Go through the material and write it all out exactly, minus the pictures.

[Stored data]
++++++++++++++++++++
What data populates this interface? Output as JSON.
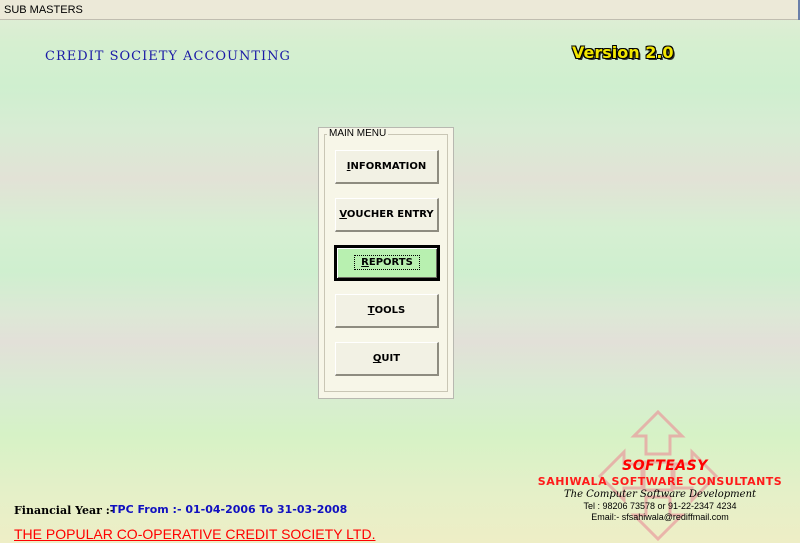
{
  "window": {
    "title": "SUB MASTERS"
  },
  "header": {
    "app_name": "CREDIT SOCIETY ACCOUNTING",
    "version": "Version 2.0"
  },
  "main_menu": {
    "legend": "MAIN MENU",
    "buttons": [
      {
        "label": "INFORMATION",
        "accel": "I"
      },
      {
        "label": "VOUCHER ENTRY",
        "accel": "V"
      },
      {
        "label": "REPORTS",
        "accel": "R",
        "active": true
      },
      {
        "label": "TOOLS",
        "accel": "T"
      },
      {
        "label": "QUIT",
        "accel": "Q"
      }
    ]
  },
  "vendor": {
    "brand": "SOFTEASY",
    "company": "SAHIWALA SOFTWARE CONSULTANTS",
    "tagline": "The Computer Software Development",
    "tel": "Tel : 98206 73578 or 91-22-2347 4234",
    "email": "Email:- sfsahiwala@rediffmail.com"
  },
  "footer": {
    "financial_year_label": "Financial Year :-",
    "financial_year_value": "TPC From :- 01-04-2006 To 31-03-2008",
    "society_name": "THE POPULAR CO-OPERATIVE CREDIT SOCIETY LTD."
  },
  "colors": {
    "active_button": "#b8f0b0",
    "heading_blue": "#1a1aa6",
    "vendor_red": "#ff0000",
    "version_yellow": "#f2e600"
  }
}
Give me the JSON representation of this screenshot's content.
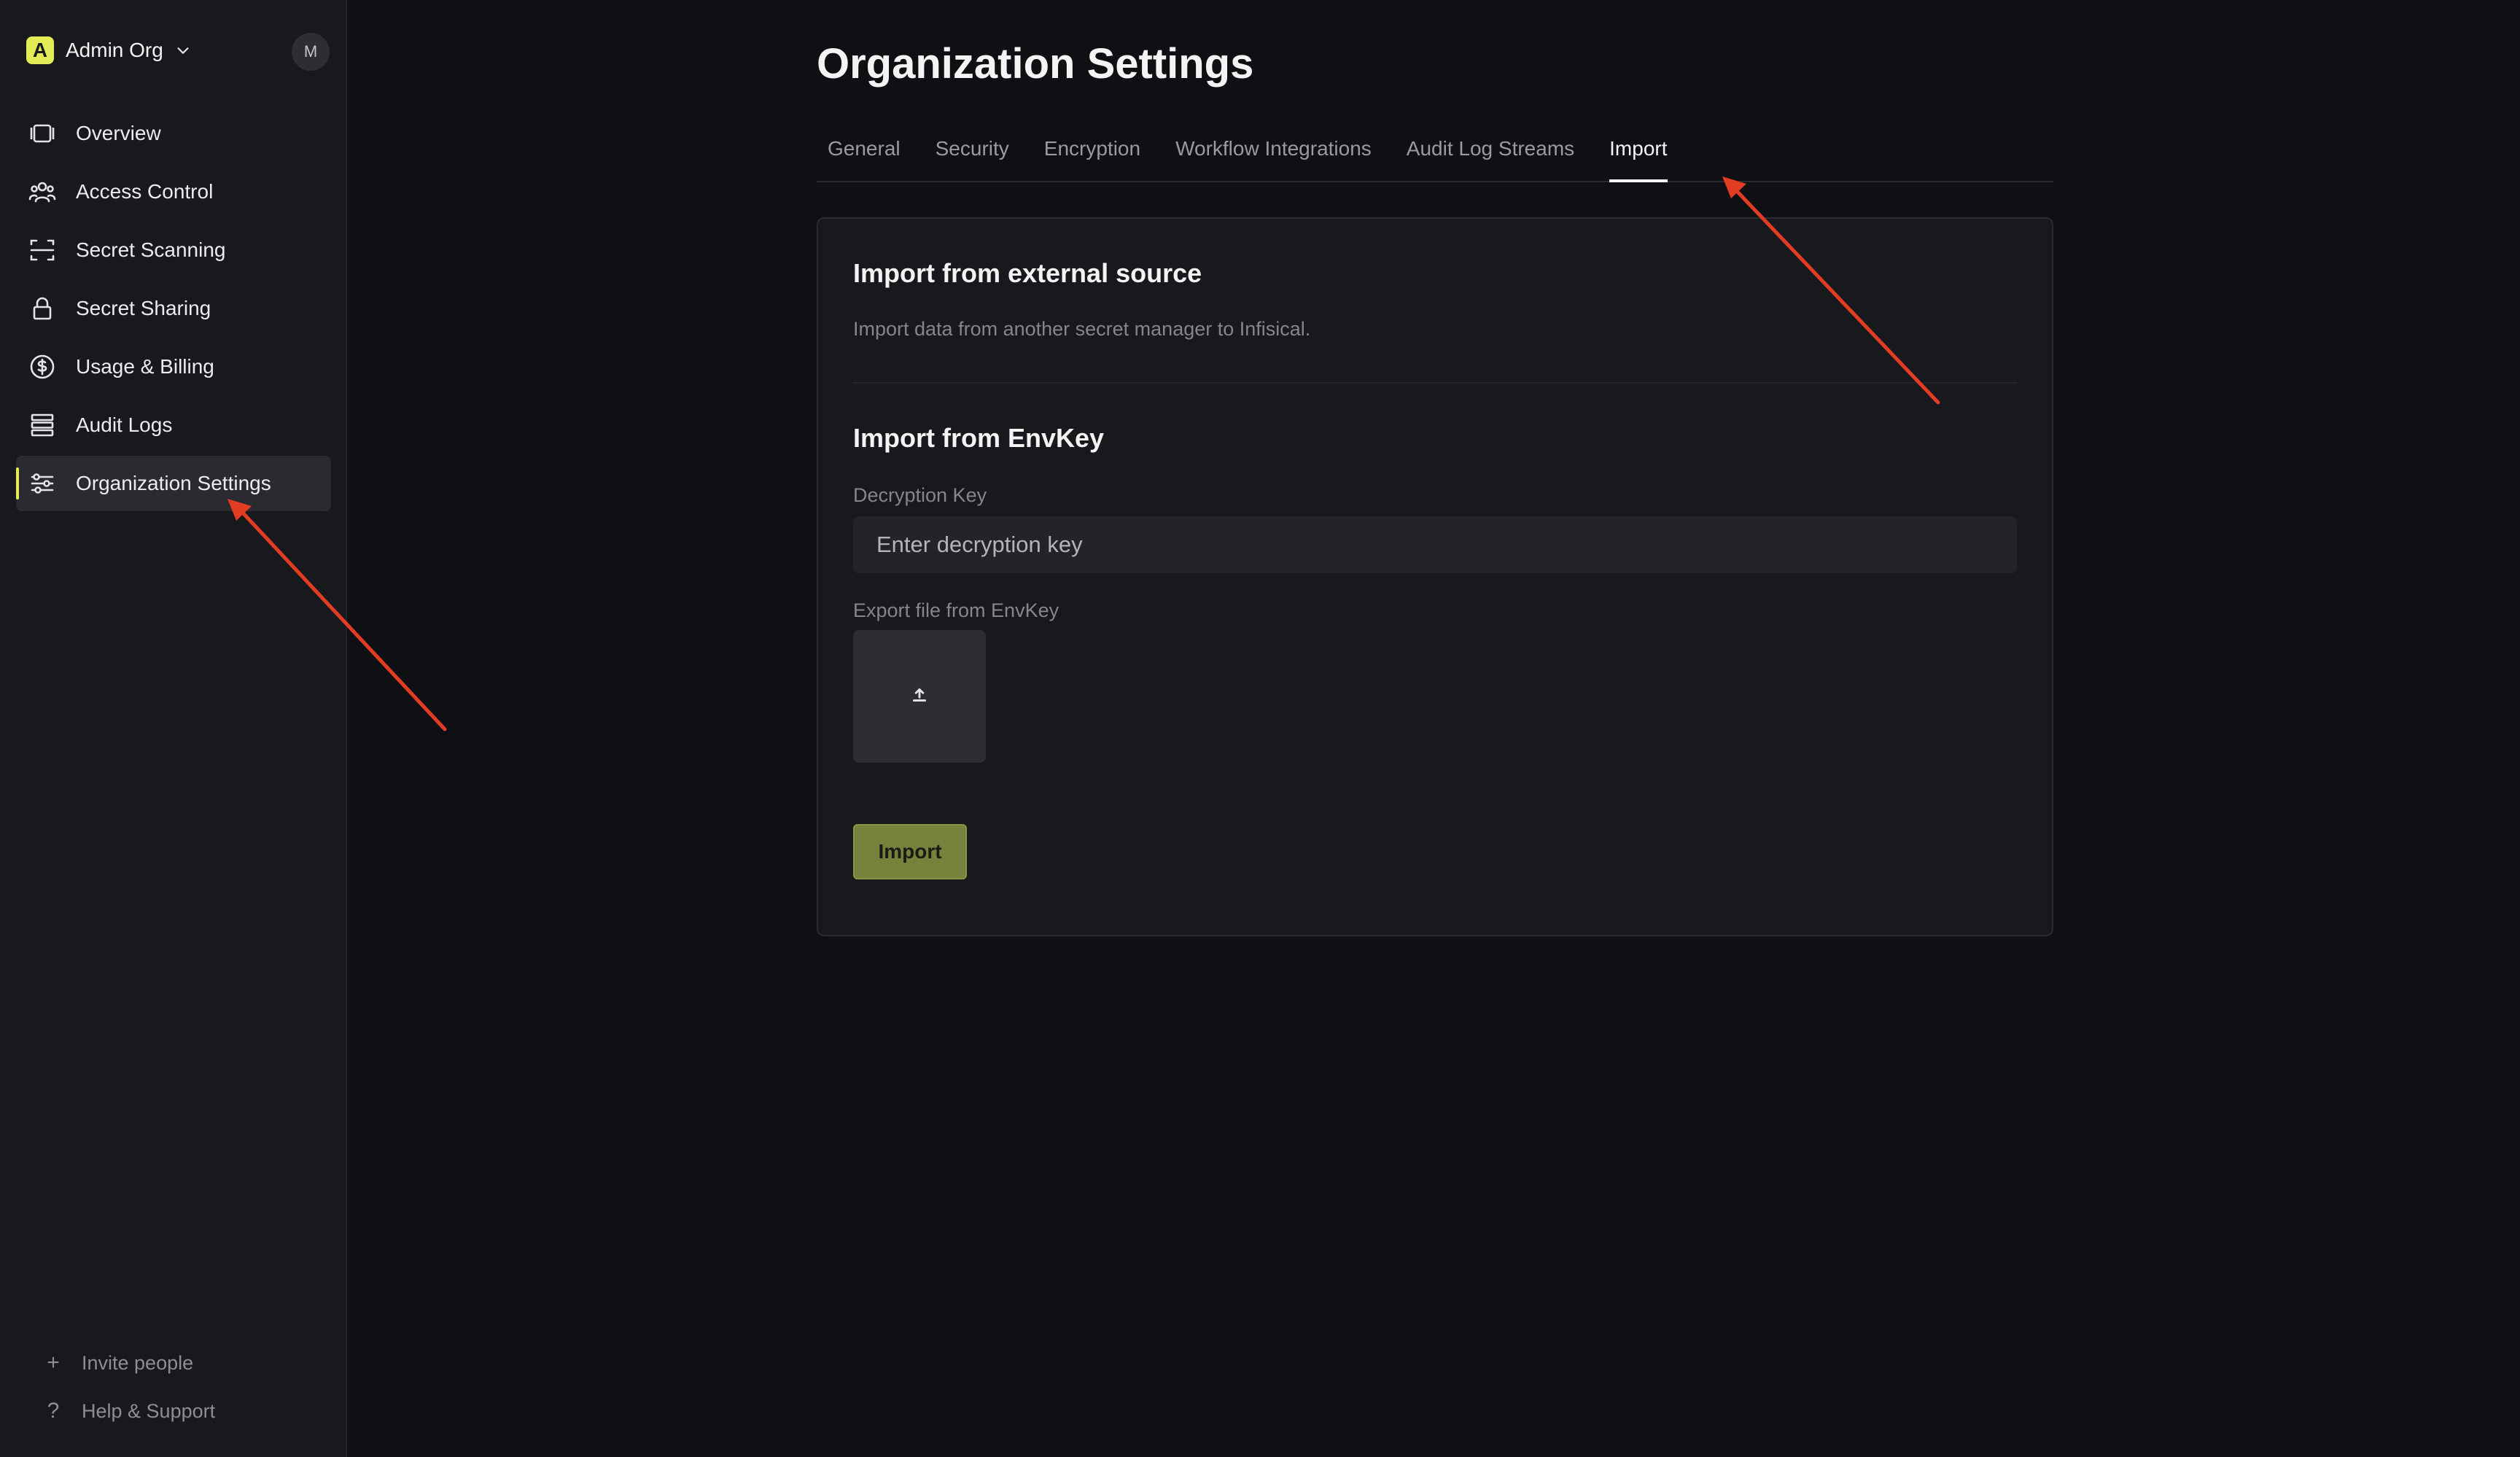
{
  "sidebar": {
    "org_badge": "A",
    "org_name": "Admin Org",
    "avatar_initial": "M",
    "items": [
      {
        "label": "Overview",
        "icon": "overview-icon"
      },
      {
        "label": "Access Control",
        "icon": "users-icon"
      },
      {
        "label": "Secret Scanning",
        "icon": "scan-icon"
      },
      {
        "label": "Secret Sharing",
        "icon": "lock-icon"
      },
      {
        "label": "Usage & Billing",
        "icon": "dollar-icon"
      },
      {
        "label": "Audit Logs",
        "icon": "list-icon"
      },
      {
        "label": "Organization Settings",
        "icon": "sliders-icon",
        "active": true
      }
    ],
    "footer": {
      "invite_label": "Invite people",
      "help_label": "Help & Support"
    }
  },
  "main": {
    "title": "Organization Settings",
    "tabs": [
      {
        "label": "General"
      },
      {
        "label": "Security"
      },
      {
        "label": "Encryption"
      },
      {
        "label": "Workflow Integrations"
      },
      {
        "label": "Audit Log Streams"
      },
      {
        "label": "Import",
        "active": true
      }
    ],
    "card": {
      "external_title": "Import from external source",
      "external_desc": "Import data from another secret manager to Infisical.",
      "envkey_title": "Import from EnvKey",
      "decryption_label": "Decryption Key",
      "decryption_placeholder": "Enter decryption key",
      "decryption_value": "",
      "export_label": "Export file from EnvKey",
      "import_button": "Import"
    }
  },
  "colors": {
    "background": "#0f1013",
    "sidebar": "#18191c",
    "accent": "#e3ec57",
    "import_button": "#78813b",
    "annotation_arrow": "#e23c22"
  }
}
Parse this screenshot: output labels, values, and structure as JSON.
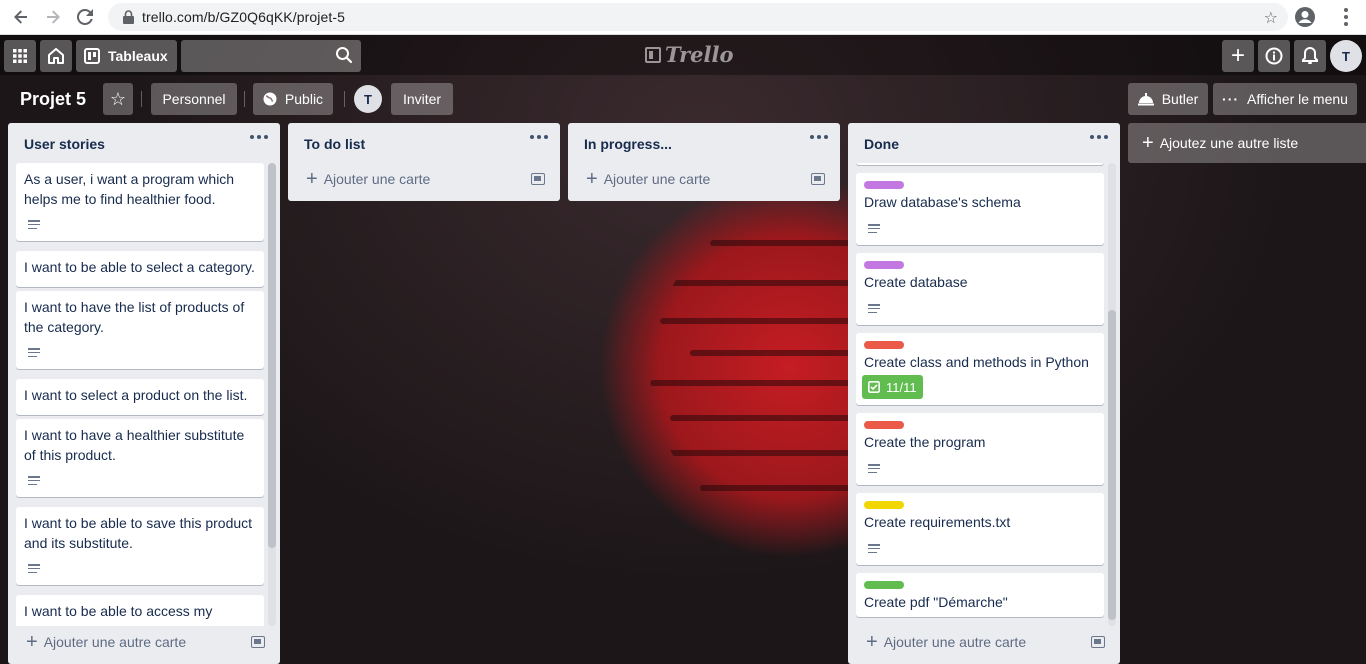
{
  "browser": {
    "url": "trello.com/b/GZ0Q6qKK/projet-5"
  },
  "header": {
    "boards_label": "Tableaux",
    "search_placeholder": "",
    "logo_text": "Trello",
    "avatar_initial": "T"
  },
  "board": {
    "title": "Projet 5",
    "visibility_team": "Personnel",
    "visibility": "Public",
    "member_initial": "T",
    "invite_label": "Inviter",
    "butler_label": "Butler",
    "menu_label": "Afficher le menu"
  },
  "lists": [
    {
      "title": "User stories",
      "cards": [
        {
          "text": "As a user, i want a program which helps me to find healthier food.",
          "has_description": true
        },
        {
          "text": "I want to be able to select a category.",
          "has_description": false
        },
        {
          "text": "I want to have the list of products of the category.",
          "has_description": true
        },
        {
          "text": "I want to select a product on the list.",
          "has_description": false
        },
        {
          "text": "I want to have a healthier substitute of this product.",
          "has_description": true
        },
        {
          "text": "I want to be able to save this product and its substitute.",
          "has_description": true
        },
        {
          "text": "I want to be able to access my",
          "has_description": false
        }
      ],
      "add_card_label": "Ajouter une autre carte"
    },
    {
      "title": "To do list",
      "cards": [],
      "add_card_label": "Ajouter une carte"
    },
    {
      "title": "In progress...",
      "cards": [],
      "add_card_label": "Ajouter une carte"
    },
    {
      "title": "Done",
      "cards": [
        {
          "text": "Draw database's schema",
          "label_color": "#c377e0",
          "has_description": true
        },
        {
          "text": "Create database",
          "label_color": "#c377e0",
          "has_description": true
        },
        {
          "text": "Create class and methods in Python",
          "label_color": "#eb5a46",
          "checklist": "11/11"
        },
        {
          "text": "Create the program",
          "label_color": "#eb5a46",
          "has_description": true
        },
        {
          "text": "Create requirements.txt",
          "label_color": "#f2d600",
          "has_description": true
        },
        {
          "text": "Create pdf \"Démarche\"",
          "label_color": "#61bd4f",
          "has_description": false
        }
      ],
      "add_card_label": "Ajouter une autre carte"
    }
  ],
  "add_list_label": "Ajoutez une autre liste"
}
++++++++++++++++++++
*SOLUTION TO THIS PROBLEM:*
What data populates this interface? Output as JSON.
{
  "window": {
    "title": "SUB MASTERS"
  },
  "header": {
    "app_name": "CREDIT SOCIETY ACCOUNTING",
    "version": "Version 2.0"
  },
  "main_menu": {
    "legend": "MAIN MENU",
    "buttons": [
      {
        "label": "INFORMATION",
        "accel": "I"
      },
      {
        "label": "VOUCHER ENTRY",
        "accel": "V"
      },
      {
        "label": "REPORTS",
        "accel": "R",
        "active": true
      },
      {
        "label": "TOOLS",
        "accel": "T"
      },
      {
        "label": "QUIT",
        "accel": "Q"
      }
    ]
  },
  "vendor": {
    "brand": "SOFTEASY",
    "company": "SAHIWALA SOFTWARE CONSULTANTS",
    "tagline": "The Computer Software Development",
    "tel": "Tel : 98206 73578 or 91-22-2347 4234",
    "email": "Email:- sfsahiwala@rediffmail.com"
  },
  "footer": {
    "financial_year_label": "Financial Year :-",
    "financial_year_value": "TPC From :- 01-04-2006 To 31-03-2008",
    "society_name": "THE POPULAR CO-OPERATIVE CREDIT SOCIETY LTD."
  },
  "colors": {
    "active_button": "#b8f0b0",
    "heading_blue": "#1a1aa6",
    "vendor_red": "#ff0000",
    "version_yellow": "#f2e600"
  }
}
Give me the JSON representation of this screenshot's content.
{
  "sidebar": {
    "org_badge": "A",
    "org_name": "Admin Org",
    "avatar_initial": "M",
    "items": [
      {
        "label": "Overview",
        "icon": "overview-icon"
      },
      {
        "label": "Access Control",
        "icon": "users-icon"
      },
      {
        "label": "Secret Scanning",
        "icon": "scan-icon"
      },
      {
        "label": "Secret Sharing",
        "icon": "lock-icon"
      },
      {
        "label": "Usage & Billing",
        "icon": "dollar-icon"
      },
      {
        "label": "Audit Logs",
        "icon": "list-icon"
      },
      {
        "label": "Organization Settings",
        "icon": "sliders-icon",
        "active": true
      }
    ],
    "footer": {
      "invite_label": "Invite people",
      "help_label": "Help & Support"
    }
  },
  "main": {
    "title": "Organization Settings",
    "tabs": [
      {
        "label": "General"
      },
      {
        "label": "Security"
      },
      {
        "label": "Encryption"
      },
      {
        "label": "Workflow Integrations"
      },
      {
        "label": "Audit Log Streams"
      },
      {
        "label": "Import",
        "active": true
      }
    ],
    "card": {
      "external_title": "Import from external source",
      "external_desc": "Import data from another secret manager to Infisical.",
      "envkey_title": "Import from EnvKey",
      "decryption_label": "Decryption Key",
      "decryption_placeholder": "Enter decryption key",
      "decryption_value": "",
      "export_label": "Export file from EnvKey",
      "import_button": "Import"
    }
  },
  "colors": {
    "background": "#0f1013",
    "sidebar": "#18191c",
    "accent": "#e3ec57",
    "import_button": "#78813b",
    "annotation_arrow": "#e23c22"
  }
}
Parse this screenshot: output labels, values, and structure as JSON.
{
  "browser": {
    "url": "trello.com/b/GZ0Q6qKK/projet-5"
  },
  "header": {
    "boards_label": "Tableaux",
    "search_placeholder": "",
    "logo_text": "Trello",
    "avatar_initial": "T"
  },
  "board": {
    "title": "Projet 5",
    "visibility_team": "Personnel",
    "visibility": "Public",
    "member_initial": "T",
    "invite_label": "Inviter",
    "butler_label": "Butler",
    "menu_label": "Afficher le menu"
  },
  "lists": [
    {
      "title": "User stories",
      "cards": [
        {
          "text": "As a user, i want a program which helps me to find healthier food.",
          "has_description": true
        },
        {
          "text": "I want to be able to select a category.",
          "has_description": false
        },
        {
          "text": "I want to have the list of products of the category.",
          "has_description": true
        },
        {
          "text": "I want to select a product on the list.",
          "has_description": false
        },
        {
          "text": "I want to have a healthier substitute of this product.",
          "has_description": true
        },
        {
          "text": "I want to be able to save this product and its substitute.",
          "has_description": true
        },
        {
          "text": "I want to be able to access my",
          "has_description": false
        }
      ],
      "add_card_label": "Ajouter une autre carte"
    },
    {
      "title": "To do list",
      "cards": [],
      "add_card_label": "Ajouter une carte"
    },
    {
      "title": "In progress...",
      "cards": [],
      "add_card_label": "Ajouter une carte"
    },
    {
      "title": "Done",
      "cards": [
        {
          "text": "Draw database's schema",
          "label_color": "#c377e0",
          "has_description": true
        },
        {
          "text": "Create database",
          "label_color": "#c377e0",
          "has_description": true
        },
        {
          "text": "Create class and methods in Python",
          "label_color": "#eb5a46",
          "checklist": "11/11"
        },
        {
          "text": "Create the program",
          "label_color": "#eb5a46",
          "has_description": true
        },
        {
          "text": "Create requirements.txt",
          "label_color": "#f2d600",
          "has_description": true
        },
        {
          "text": "Create pdf \"Démarche\"",
          "label_color": "#61bd4f",
          "has_description": false
        }
      ],
      "add_card_label": "Ajouter une autre carte"
    }
  ],
  "add_list_label": "Ajoutez une autre liste"
}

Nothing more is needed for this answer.